▶ TAREAS:
1. Responda estas preguntas según el extracto:
(a) ¿Cuántas viviendas sociales se derrumbaron?
(b) ¿Qué medio se cita como fuente de la información?
(c) ¿Cuál es el nombre completo del programa de vivienda en cuestión?
2. Enumere las fallas que, según el extracto, "van más allá del sismo".
3. Resuma el extracto en dos oraciones.

▶ EXTRACTO DE LA PÁGINA:
Derrumbe de viviendas sociales en Venezuela reabre dudas sobre el legado habitacional de Chávez

Imagen: BBC Mundo
El derrumbe de más de 100 viviendas sociales levantadas en Venezuela reabrió dudas sobre la calidad de la Gran Misión Vivienda, el programa insignia con el que Hugo Chávez prometió aliviar el déficit habitacional. El episodio expone fallas que van más allá del sismo: corrupción, materiales deficientes y una política de vivienda convertida en símbolo de poder.
El colapso de más de 100 viviendas sociales construidas durante el gobierno de Hugo Chávez volvió a poner en el centro de la discusión uno de los programas más emblemáticos del chavismo: la Gran Misión Vivienda Venezuela. Lo ocurrido tras el terremoto no solo dejó casas destruidas, sino también una pregunta incómoda para el oficialismo: ¿cuánta solidez real tenían esas edificaciones levantadas como solución de emergencia para miles de familias que esperaban techo propio?
De acuerdo con BBC Mundo, la caída de estos conjuntos habitacionales abrió un nuevo capítulo de escrutinio sobre un plan que durante años fue presentado como una respuesta masiva al déficit de vivienda en el país. El problema, sin embargo, no se limita a un episodio sísmico. La discusión gira en torno a la calidad de la construcción, la supervisión de las obras y las denuncias recurrentes sobre uso de materiales de baja resistencia, procesos opacos de contratación y entregas apresuradas para capitalizar políticamente cada inauguración.

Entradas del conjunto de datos

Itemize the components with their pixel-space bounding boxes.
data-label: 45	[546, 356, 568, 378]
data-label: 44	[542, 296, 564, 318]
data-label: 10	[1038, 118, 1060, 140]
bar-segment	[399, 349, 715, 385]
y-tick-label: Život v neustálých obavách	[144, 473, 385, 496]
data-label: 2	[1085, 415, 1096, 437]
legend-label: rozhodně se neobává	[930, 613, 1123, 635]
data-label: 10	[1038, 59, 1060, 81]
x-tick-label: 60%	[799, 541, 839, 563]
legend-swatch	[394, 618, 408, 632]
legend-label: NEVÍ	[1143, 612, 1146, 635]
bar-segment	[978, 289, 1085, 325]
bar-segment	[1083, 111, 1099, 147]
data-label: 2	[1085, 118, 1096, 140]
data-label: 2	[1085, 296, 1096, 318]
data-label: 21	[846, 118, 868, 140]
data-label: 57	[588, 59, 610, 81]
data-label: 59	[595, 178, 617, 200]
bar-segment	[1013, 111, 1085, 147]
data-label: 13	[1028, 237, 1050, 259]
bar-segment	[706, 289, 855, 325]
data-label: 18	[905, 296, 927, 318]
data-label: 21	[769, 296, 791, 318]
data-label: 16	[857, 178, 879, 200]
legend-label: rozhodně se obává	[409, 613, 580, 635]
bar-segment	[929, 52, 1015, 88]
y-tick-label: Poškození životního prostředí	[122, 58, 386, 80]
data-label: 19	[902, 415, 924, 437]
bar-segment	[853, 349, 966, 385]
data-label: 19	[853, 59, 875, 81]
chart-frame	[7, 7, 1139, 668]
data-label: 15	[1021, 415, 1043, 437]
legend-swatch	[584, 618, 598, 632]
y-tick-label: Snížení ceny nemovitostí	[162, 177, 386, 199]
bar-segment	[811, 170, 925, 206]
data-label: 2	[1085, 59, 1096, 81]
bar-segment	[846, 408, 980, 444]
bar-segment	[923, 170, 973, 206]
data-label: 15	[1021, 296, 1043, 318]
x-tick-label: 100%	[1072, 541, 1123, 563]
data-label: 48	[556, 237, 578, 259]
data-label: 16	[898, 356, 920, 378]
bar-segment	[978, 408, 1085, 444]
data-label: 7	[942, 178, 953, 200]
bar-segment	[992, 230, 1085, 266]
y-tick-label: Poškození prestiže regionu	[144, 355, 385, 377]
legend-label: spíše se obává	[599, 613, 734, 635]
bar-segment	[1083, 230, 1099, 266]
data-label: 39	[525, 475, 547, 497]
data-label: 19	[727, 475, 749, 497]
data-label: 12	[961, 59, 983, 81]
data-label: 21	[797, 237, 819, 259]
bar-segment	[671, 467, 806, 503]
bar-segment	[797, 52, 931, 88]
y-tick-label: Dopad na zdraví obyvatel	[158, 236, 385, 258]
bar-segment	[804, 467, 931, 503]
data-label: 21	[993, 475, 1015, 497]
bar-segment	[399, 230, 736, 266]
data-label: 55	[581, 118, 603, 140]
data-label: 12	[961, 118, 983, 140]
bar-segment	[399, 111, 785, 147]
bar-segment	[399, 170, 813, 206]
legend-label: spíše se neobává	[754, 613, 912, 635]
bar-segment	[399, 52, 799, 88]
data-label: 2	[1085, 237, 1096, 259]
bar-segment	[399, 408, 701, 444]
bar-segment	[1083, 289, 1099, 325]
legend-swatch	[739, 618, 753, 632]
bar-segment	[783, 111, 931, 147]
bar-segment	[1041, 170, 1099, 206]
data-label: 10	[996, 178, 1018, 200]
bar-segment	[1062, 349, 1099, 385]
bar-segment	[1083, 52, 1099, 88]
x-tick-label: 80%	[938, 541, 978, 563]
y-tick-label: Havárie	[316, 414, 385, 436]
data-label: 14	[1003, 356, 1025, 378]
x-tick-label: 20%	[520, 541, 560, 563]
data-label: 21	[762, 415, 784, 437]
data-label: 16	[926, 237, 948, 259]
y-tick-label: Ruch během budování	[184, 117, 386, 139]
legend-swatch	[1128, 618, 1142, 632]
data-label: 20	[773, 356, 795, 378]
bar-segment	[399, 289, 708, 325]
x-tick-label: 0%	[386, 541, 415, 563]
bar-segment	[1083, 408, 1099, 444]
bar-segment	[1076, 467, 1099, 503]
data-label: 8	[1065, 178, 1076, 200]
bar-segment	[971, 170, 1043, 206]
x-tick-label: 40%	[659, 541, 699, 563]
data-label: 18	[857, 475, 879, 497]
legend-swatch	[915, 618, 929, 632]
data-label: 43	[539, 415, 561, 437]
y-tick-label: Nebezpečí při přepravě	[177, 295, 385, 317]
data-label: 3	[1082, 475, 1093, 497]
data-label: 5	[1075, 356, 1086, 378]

▶ RESPUESTAS:
1.
(a) Más de 100.
(b) BBC Mundo.
(c) Gran Misión Vivienda Venezuela.

2.
- Corrupción
- Materiales deficientes
- Una política de vivienda convertida en símbolo de poder

3. El derrumbe tras un terremoto de más de 100 viviendas sociales construidas durante el gobierno de Hugo Chávez reabrió dudas sobre la calidad de la Gran Misión Vivienda Venezuela, el programa insignia con el que prometió aliviar el déficit habitacional. Según BBC Mundo, la discusión va más allá del sismo y abarca la calidad de la construcción, la supervisión de las obras y las denuncias sobre materiales de baja resistencia, contrataciones opacas y entregas apresuradas con fines políticos.